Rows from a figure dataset
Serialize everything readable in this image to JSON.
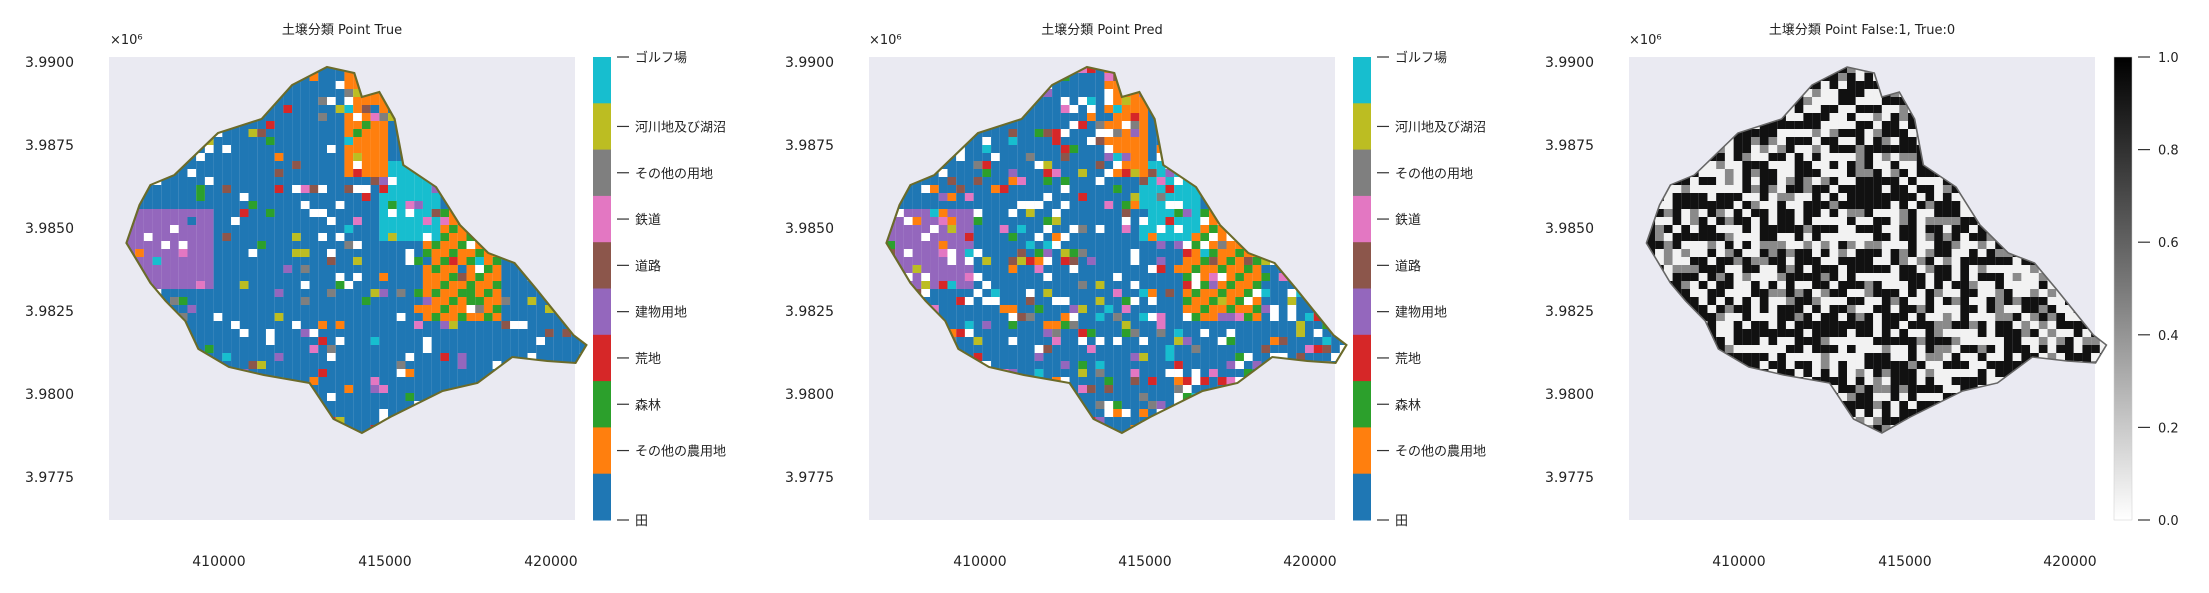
{
  "panels": [
    {
      "title": "土壌分類 Point True",
      "x_ticks": [
        "410000",
        "415000",
        "420000"
      ],
      "y_ticks": [
        "3.9900",
        "3.9875",
        "3.9850",
        "3.9825",
        "3.9800",
        "3.9775"
      ],
      "y_offset_label": "×10⁶",
      "colorbar": {
        "type": "categorical",
        "labels": [
          "ゴルフ場",
          "河川地及び湖沼",
          "その他の用地",
          "鉄道",
          "道路",
          "建物用地",
          "荒地",
          "森林",
          "その他の農用地",
          "田"
        ],
        "colors": [
          "#17becf",
          "#bcbd22",
          "#7f7f7f",
          "#e377c2",
          "#8c564b",
          "#9467bd",
          "#d62728",
          "#2ca02c",
          "#ff7f0e",
          "#1f77b4"
        ]
      }
    },
    {
      "title": "土壌分類 Point Pred",
      "x_ticks": [
        "410000",
        "415000",
        "420000"
      ],
      "y_ticks": [
        "3.9900",
        "3.9875",
        "3.9850",
        "3.9825",
        "3.9800",
        "3.9775"
      ],
      "y_offset_label": "×10⁶",
      "colorbar": {
        "type": "categorical",
        "labels": [
          "ゴルフ場",
          "河川地及び湖沼",
          "その他の用地",
          "鉄道",
          "道路",
          "建物用地",
          "荒地",
          "森林",
          "その他の農用地",
          "田"
        ],
        "colors": [
          "#17becf",
          "#bcbd22",
          "#7f7f7f",
          "#e377c2",
          "#8c564b",
          "#9467bd",
          "#d62728",
          "#2ca02c",
          "#ff7f0e",
          "#1f77b4"
        ]
      }
    },
    {
      "title": "土壌分類 Point False:1, True:0",
      "x_ticks": [
        "410000",
        "415000",
        "420000"
      ],
      "y_ticks": [
        "3.9900",
        "3.9875",
        "3.9850",
        "3.9825",
        "3.9800",
        "3.9775"
      ],
      "y_offset_label": "×10⁶",
      "colorbar": {
        "type": "continuous",
        "ticks": [
          "1.0",
          "0.8",
          "0.6",
          "0.4",
          "0.2",
          "0.0"
        ],
        "colormap": "greys"
      }
    }
  ],
  "chart_data": [
    {
      "type": "scatter",
      "title": "土壌分類 Point True",
      "xlim": [
        406500,
        420500
      ],
      "ylim": [
        3976200,
        3990100
      ],
      "legend": "colorbar-right"
    },
    {
      "type": "scatter",
      "title": "土壌分類 Point Pred",
      "xlim": [
        406500,
        420500
      ],
      "ylim": [
        3976200,
        3990100
      ],
      "legend": "colorbar-right"
    },
    {
      "type": "scatter",
      "title": "土壌分類 Point False:1, True:0",
      "xlim": [
        406500,
        420500
      ],
      "ylim": [
        3976200,
        3990100
      ],
      "colorbar_range": [
        0.0,
        1.0
      ],
      "legend": "colorbar-right"
    }
  ]
}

WRITTEN EXERCISE - Write out each line again precisely as it appears, skipping every picture.

FULL SOLUTION -
Serialize everything readable in this image to JSON.
{
  "panels": [
    {
      "title": "土壌分類 Point True",
      "x_ticks": [
        "410000",
        "415000",
        "420000"
      ],
      "y_ticks": [
        "3.9900",
        "3.9875",
        "3.9850",
        "3.9825",
        "3.9800",
        "3.9775"
      ],
      "y_offset_label": "×10⁶",
      "colorbar": {
        "type": "categorical",
        "labels": [
          "ゴルフ場",
          "河川地及び湖沼",
          "その他の用地",
          "鉄道",
          "道路",
          "建物用地",
          "荒地",
          "森林",
          "その他の農用地",
          "田"
        ],
        "colors": [
          "#17becf",
          "#bcbd22",
          "#7f7f7f",
          "#e377c2",
          "#8c564b",
          "#9467bd",
          "#d62728",
          "#2ca02c",
          "#ff7f0e",
          "#1f77b4"
        ]
      }
    },
    {
      "title": "土壌分類 Point Pred",
      "x_ticks": [
        "410000",
        "415000",
        "420000"
      ],
      "y_ticks": [
        "3.9900",
        "3.9875",
        "3.9850",
        "3.9825",
        "3.9800",
        "3.9775"
      ],
      "y_offset_label": "×10⁶",
      "colorbar": {
        "type": "categorical",
        "labels": [
          "ゴルフ場",
          "河川地及び湖沼",
          "その他の用地",
          "鉄道",
          "道路",
          "建物用地",
          "荒地",
          "森林",
          "その他の農用地",
          "田"
        ],
        "colors": [
          "#17becf",
          "#bcbd22",
          "#7f7f7f",
          "#e377c2",
          "#8c564b",
          "#9467bd",
          "#d62728",
          "#2ca02c",
          "#ff7f0e",
          "#1f77b4"
        ]
      }
    },
    {
      "title": "土壌分類 Point False:1, True:0",
      "x_ticks": [
        "410000",
        "415000",
        "420000"
      ],
      "y_ticks": [
        "3.9900",
        "3.9875",
        "3.9850",
        "3.9825",
        "3.9800",
        "3.9775"
      ],
      "y_offset_label": "×10⁶",
      "colorbar": {
        "type": "continuous",
        "ticks": [
          "1.0",
          "0.8",
          "0.6",
          "0.4",
          "0.2",
          "0.0"
        ],
        "colormap": "greys"
      }
    }
  ],
  "chart_data": [
    {
      "type": "scatter",
      "title": "土壌分類 Point True",
      "xlim": [
        406500,
        420500
      ],
      "ylim": [
        3976200,
        3990100
      ],
      "legend": "colorbar-right"
    },
    {
      "type": "scatter",
      "title": "土壌分類 Point Pred",
      "xlim": [
        406500,
        420500
      ],
      "ylim": [
        3976200,
        3990100
      ],
      "legend": "colorbar-right"
    },
    {
      "type": "scatter",
      "title": "土壌分類 Point False:1, True:0",
      "xlim": [
        406500,
        420500
      ],
      "ylim": [
        3976200,
        3990100
      ],
      "colorbar_range": [
        0.0,
        1.0
      ],
      "legend": "colorbar-right"
    }
  ]
}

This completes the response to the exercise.